## [To do]
1 – In the article on the Batangas LNG deal, reproduce the stretch from "To address potential" through "of five years.", substituting "coordination hazards" for "coordination risks".
2 – Condense the paragraph of the article on the Batangas LNG deal that begins "Under the agreement, Chromite Gas Holdings" into a short bulleted list that keeps its main facts.

Regulators have given the green light to an alliance between a trio of Philippine energy giants, granting them control over the integrated liquefied natural gas (LNG) project in Batangas province.
The Philippine Competition Commission (PCC) announced on Monday. Dec. 23, it approved a joint partnership between Meralco PowerGen Corp. (MGEN), Therma Natgas Power Inc. (Therma), and San Miguel Global Power Holdings Corp. (San Miguel Power).
The PCC approval granted three of the country’s largest power firms control over Batangas's $3.3 billion LNG project.
Under the agreement, Chromite Gas Holdings, Inc., a joint venture of MGen and Therma, will acquire a 67 percent equity interest in South Premiere Power Corp. (SPPC), Excellent Energy Resources, Inc. (EERI), and Ilijan Primeline Industrial Estate Corp.
Chromite and San Miguel Power (SMP) will also fully acquire LNG terminal operator Linseed Field Corp.
“As a result of these acquisitions, MGEN and Therma, through their 60/40 ownership of Chromite, will control 67 percent of SPPC, EERI, and Ilijan Primeline, while San Miguel Power retains a 33 percent stake in these three entities and gains a corresponding interest in LFC,” PCC stated.
To address potential competition concerns arising from this alliance, such as coordination risks in the power generation market and the possibility of exclusionary supply deals, the PCC has imposed several conditions for a period of five years.
These conditions include oversight of the Competitive Selection Process (CSP) to ensure transparent bidding for power supply agreements (PSAs) and prevent collusion.
Additionally, the acquired companies must operate independently of their parent companies, maintaining separate management and facilities.

## [Excerpted data]
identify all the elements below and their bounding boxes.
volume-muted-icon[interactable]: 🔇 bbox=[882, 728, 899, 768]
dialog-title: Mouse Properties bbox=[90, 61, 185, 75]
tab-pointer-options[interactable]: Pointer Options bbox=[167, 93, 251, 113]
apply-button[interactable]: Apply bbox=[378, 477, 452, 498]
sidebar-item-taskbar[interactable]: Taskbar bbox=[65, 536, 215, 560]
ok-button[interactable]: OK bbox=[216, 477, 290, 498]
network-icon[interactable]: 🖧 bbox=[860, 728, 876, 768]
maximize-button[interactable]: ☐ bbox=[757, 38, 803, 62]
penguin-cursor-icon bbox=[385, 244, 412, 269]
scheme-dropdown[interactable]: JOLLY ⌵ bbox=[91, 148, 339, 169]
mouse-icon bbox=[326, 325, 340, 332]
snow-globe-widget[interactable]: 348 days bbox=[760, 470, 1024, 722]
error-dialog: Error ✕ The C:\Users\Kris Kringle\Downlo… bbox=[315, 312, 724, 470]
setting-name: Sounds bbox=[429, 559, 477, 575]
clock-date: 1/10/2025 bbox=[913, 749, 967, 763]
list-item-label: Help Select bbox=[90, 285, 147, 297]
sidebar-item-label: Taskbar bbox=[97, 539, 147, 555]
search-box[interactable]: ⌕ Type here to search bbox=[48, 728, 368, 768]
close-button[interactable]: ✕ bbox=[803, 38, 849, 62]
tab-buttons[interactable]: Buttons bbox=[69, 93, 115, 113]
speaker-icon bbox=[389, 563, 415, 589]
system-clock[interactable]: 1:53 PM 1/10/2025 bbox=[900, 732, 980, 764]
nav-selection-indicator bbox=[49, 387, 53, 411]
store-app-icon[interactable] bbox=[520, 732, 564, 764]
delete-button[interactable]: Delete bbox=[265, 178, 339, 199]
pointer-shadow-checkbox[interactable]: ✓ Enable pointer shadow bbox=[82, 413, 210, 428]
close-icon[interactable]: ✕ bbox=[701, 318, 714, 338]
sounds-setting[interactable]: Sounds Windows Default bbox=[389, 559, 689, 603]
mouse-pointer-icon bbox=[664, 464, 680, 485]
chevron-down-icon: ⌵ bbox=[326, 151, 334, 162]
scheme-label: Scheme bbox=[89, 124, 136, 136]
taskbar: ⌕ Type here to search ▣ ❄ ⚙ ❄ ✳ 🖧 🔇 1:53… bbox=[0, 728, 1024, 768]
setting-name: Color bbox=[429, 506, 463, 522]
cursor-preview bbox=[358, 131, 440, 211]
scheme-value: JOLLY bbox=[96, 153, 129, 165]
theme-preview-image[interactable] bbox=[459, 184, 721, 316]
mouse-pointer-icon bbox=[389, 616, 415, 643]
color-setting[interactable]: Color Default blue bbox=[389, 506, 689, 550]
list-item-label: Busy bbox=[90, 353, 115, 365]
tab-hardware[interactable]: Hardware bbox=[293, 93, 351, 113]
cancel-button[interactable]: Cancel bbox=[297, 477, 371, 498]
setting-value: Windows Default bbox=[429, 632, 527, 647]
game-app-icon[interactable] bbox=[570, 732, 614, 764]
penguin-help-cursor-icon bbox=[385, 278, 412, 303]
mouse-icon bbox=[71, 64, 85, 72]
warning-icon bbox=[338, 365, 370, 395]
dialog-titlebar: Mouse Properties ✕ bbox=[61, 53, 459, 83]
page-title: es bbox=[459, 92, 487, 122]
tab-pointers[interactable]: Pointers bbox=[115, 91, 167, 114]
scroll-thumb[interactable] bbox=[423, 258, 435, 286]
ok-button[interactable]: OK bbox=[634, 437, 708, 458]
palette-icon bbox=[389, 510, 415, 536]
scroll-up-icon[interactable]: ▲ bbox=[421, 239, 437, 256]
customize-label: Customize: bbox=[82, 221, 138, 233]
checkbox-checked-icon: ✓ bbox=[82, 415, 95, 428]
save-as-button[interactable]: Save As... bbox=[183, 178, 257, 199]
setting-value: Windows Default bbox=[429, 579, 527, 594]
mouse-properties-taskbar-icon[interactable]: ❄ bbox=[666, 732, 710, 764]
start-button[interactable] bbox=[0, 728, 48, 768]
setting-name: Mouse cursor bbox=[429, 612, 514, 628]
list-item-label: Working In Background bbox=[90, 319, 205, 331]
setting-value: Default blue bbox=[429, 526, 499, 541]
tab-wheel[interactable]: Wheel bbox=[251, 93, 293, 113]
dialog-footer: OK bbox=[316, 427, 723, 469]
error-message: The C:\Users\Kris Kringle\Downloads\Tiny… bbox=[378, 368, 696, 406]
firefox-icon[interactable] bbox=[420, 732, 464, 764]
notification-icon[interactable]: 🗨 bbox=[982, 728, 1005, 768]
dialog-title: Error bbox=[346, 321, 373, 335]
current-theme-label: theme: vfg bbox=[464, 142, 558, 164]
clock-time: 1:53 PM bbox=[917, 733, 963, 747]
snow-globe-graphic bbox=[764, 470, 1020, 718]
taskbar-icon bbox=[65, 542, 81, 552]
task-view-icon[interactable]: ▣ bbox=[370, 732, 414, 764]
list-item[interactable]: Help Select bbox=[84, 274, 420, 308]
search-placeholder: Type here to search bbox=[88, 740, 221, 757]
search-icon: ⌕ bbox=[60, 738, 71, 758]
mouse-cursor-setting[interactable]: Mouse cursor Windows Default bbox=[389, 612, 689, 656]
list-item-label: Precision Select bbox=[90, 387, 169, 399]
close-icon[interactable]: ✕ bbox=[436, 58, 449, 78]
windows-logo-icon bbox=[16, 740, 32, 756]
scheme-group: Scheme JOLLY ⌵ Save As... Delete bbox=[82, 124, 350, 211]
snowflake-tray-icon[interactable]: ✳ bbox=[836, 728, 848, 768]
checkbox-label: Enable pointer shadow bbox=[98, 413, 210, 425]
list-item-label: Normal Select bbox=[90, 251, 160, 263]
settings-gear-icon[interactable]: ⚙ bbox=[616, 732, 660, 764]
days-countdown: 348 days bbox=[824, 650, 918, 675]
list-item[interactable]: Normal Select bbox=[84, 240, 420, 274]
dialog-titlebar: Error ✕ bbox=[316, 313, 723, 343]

## [Responses to the tasks]
1 –
To address potential competition concerns arising from this alliance, such as coordination hazards in the power generation market and the possibility of exclusionary supply deals, the PCC has imposed several conditions for a period of five years.

2 –
- Buyer: Chromite Gas Holdings, Inc., a joint venture of MGen and Therma
- Stake acquired: 67 percent equity interest
- Target companies: South Premiere Power Corp. (SPPC), Excellent Energy Resources, Inc. (EERI), and Ilijan Primeline Industrial Estate Corp.